Dataset items

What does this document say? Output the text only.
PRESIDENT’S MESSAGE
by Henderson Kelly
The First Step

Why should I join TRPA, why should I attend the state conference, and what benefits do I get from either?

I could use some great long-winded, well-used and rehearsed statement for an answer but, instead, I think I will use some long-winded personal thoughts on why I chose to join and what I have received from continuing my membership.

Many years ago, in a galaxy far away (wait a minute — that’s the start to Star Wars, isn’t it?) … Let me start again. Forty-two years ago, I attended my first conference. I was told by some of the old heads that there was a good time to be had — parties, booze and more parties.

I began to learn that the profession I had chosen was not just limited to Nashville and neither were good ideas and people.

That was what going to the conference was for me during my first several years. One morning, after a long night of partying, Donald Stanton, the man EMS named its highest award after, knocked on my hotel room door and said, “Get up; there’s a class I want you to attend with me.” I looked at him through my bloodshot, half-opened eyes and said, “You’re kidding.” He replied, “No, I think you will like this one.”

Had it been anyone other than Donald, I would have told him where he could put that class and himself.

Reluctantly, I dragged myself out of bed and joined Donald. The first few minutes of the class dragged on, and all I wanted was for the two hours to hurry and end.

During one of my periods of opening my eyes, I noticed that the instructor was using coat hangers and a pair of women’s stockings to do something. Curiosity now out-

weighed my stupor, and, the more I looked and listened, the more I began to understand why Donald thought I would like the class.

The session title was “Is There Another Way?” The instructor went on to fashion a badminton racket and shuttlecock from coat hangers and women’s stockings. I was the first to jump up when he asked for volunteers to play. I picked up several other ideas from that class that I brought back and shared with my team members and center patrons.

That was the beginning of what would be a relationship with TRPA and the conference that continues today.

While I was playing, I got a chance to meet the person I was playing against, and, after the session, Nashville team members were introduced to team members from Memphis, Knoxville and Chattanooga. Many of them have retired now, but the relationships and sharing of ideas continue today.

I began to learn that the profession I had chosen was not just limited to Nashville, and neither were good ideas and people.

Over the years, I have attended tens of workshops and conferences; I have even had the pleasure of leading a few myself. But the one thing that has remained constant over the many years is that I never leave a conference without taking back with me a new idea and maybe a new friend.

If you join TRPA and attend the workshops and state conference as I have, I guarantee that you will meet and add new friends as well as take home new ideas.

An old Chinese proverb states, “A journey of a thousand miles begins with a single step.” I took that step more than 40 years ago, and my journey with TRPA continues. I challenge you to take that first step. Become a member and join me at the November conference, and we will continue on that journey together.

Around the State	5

- _Required work_: Type out the full listing again, exactly as given.

- _Correct answer_:
What does this document say? Output the text only.
PRESIDENT’S MESSAGE
by Henderson Kelly
The First Step

Why should I join TRPA, why should I attend the state conference, and what benefits do I get from either?

I could use some great long-winded, well-used and rehearsed statement for an answer but, instead, I think I will use some long-winded personal thoughts on why I chose to join and what I have received from continuing my membership.

Many years ago, in a galaxy far away (wait a minute — that’s the start to Star Wars, isn’t it?) … Let me start again. Forty-two years ago, I attended my first conference. I was told by some of the old heads that there was a good time to be had — parties, booze and more parties.

I began to learn that the profession I had chosen was not just limited to Nashville and neither were good ideas and people.

That was what going to the conference was for me during my first several years. One morning, after a long night of partying, Donald Stanton, the man EMS named its highest award after, knocked on my hotel room door and said, “Get up; there’s a class I want you to attend with me.” I looked at him through my bloodshot, half-opened eyes and said, “You’re kidding.” He replied, “No, I think you will like this one.”

Had it been anyone other than Donald, I would have told him where he could put that class and himself.

Reluctantly, I dragged myself out of bed and joined Donald. The first few minutes of the class dragged on, and all I wanted was for the two hours to hurry and end.

During one of my periods of opening my eyes, I noticed that the instructor was using coat hangers and a pair of women’s stockings to do something. Curiosity now out-

weighed my stupor, and, the more I looked and listened, the more I began to understand why Donald thought I would like the class.

The session title was “Is There Another Way?” The instructor went on to fashion a badminton racket and shuttlecock from coat hangers and women’s stockings. I was the first to jump up when he asked for volunteers to play. I picked up several other ideas from that class that I brought back and shared with my team members and center patrons.

That was the beginning of what would be a relationship with TRPA and the conference that continues today.

While I was playing, I got a chance to meet the person I was playing against, and, after the session, Nashville team members were introduced to team members from Memphis, Knoxville and Chattanooga. Many of them have retired now, but the relationships and sharing of ideas continue today.

I began to learn that the profession I had chosen was not just limited to Nashville, and neither were good ideas and people.

Over the years, I have attended tens of workshops and conferences; I have even had the pleasure of leading a few myself. But the one thing that has remained constant over the many years is that I never leave a conference without taking back with me a new idea and maybe a new friend.

If you join TRPA and attend the workshops and state conference as I have, I guarantee that you will meet and add new friends as well as take home new ideas.

An old Chinese proverb states, “A journey of a thousand miles begins with a single step.” I took that step more than 40 years ago, and my journey with TRPA continues. I challenge you to take that first step. Become a member and join me at the November conference, and we will continue on that journey together.

Around the State	5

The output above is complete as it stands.